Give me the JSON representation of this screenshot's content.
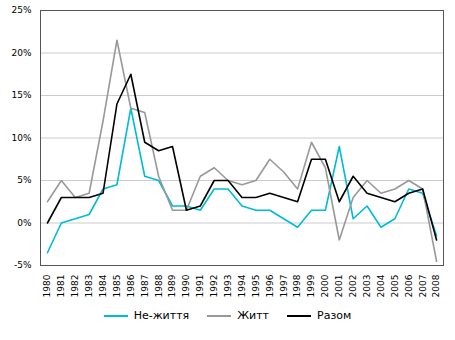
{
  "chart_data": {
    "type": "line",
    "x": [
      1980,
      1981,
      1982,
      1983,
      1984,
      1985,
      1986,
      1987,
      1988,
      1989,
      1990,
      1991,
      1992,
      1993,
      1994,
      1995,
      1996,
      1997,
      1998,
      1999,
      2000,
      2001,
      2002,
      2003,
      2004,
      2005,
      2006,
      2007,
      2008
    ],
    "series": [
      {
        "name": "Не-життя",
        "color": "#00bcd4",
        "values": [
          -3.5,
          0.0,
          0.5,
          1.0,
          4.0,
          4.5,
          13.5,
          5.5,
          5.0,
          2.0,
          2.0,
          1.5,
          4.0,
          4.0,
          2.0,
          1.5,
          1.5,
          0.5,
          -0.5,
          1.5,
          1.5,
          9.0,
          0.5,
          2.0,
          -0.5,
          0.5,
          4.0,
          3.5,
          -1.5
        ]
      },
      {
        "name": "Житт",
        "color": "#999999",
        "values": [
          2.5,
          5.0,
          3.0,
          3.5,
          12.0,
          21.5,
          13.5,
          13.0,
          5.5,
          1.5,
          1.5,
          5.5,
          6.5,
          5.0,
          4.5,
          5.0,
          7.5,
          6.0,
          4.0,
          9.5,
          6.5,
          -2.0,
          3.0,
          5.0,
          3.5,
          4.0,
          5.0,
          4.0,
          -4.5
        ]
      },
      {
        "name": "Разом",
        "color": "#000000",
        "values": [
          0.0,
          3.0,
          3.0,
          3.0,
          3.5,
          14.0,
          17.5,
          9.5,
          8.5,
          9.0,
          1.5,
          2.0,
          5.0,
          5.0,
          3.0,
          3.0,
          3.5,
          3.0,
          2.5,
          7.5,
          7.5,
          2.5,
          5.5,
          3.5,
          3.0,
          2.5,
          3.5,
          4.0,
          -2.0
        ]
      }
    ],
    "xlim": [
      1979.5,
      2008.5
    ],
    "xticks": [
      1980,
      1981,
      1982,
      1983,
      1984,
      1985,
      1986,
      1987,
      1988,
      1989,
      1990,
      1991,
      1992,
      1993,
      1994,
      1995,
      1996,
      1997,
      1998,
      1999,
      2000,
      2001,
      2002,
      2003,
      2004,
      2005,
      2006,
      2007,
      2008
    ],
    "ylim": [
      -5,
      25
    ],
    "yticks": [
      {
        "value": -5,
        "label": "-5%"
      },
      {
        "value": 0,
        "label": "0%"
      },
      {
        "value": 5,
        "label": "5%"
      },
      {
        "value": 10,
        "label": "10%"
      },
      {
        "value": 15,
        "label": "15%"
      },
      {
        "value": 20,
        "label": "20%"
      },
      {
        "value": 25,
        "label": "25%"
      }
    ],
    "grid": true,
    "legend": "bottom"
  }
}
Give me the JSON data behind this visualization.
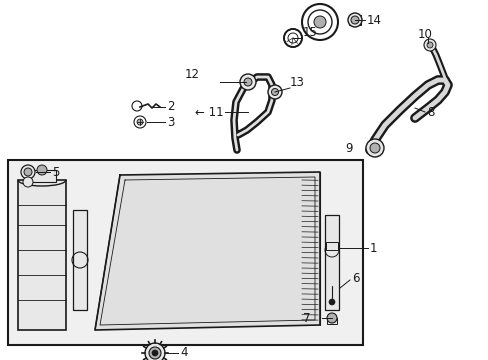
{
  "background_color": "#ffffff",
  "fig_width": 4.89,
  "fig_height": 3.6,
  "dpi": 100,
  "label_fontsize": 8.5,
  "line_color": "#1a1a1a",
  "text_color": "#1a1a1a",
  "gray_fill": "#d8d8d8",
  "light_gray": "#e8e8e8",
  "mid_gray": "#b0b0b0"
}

________________

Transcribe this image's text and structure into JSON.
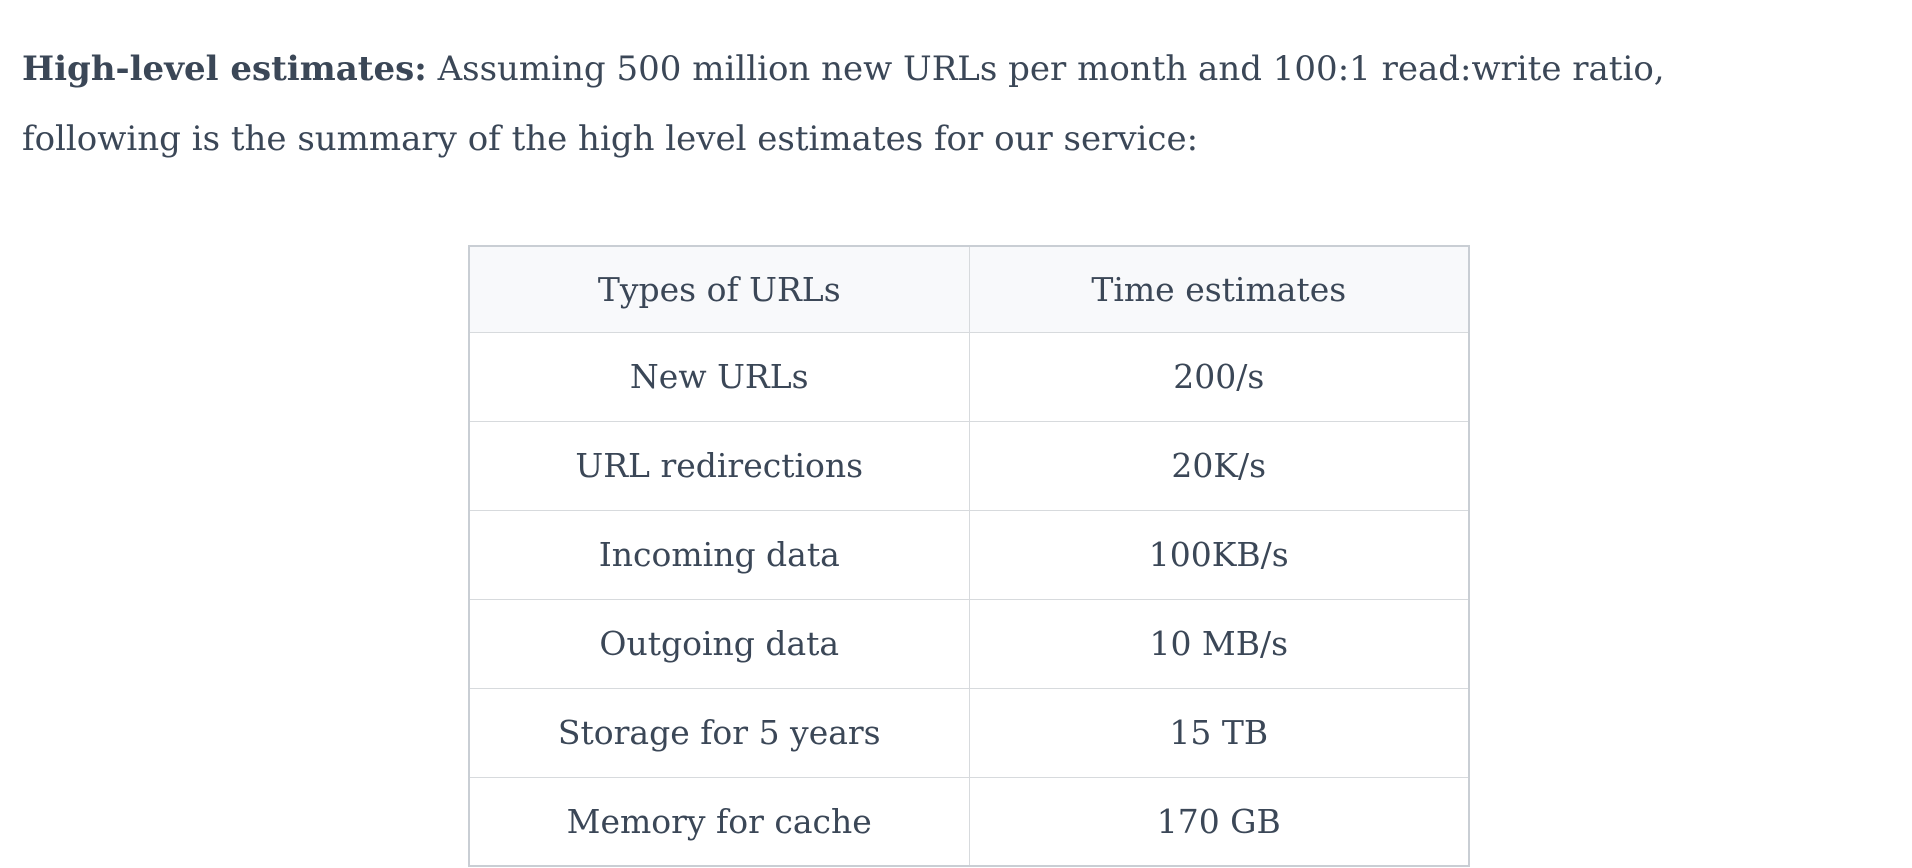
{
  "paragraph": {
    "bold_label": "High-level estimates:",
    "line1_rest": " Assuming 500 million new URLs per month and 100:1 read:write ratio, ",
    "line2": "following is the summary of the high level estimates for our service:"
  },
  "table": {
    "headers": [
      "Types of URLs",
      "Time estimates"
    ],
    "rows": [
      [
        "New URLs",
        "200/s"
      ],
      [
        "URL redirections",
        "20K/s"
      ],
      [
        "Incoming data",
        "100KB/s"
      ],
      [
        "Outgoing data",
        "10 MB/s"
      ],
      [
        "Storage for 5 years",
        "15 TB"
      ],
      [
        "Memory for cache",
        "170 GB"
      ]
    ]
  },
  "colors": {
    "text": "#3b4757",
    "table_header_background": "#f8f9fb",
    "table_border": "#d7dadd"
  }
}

________________

Return every line above that contains the word "estimates".

| Finished exercise |
    "bold_label": "High-level estimates:",
    "line2": "following is the summary of the high level estimates for our service:"
      "Time estimates"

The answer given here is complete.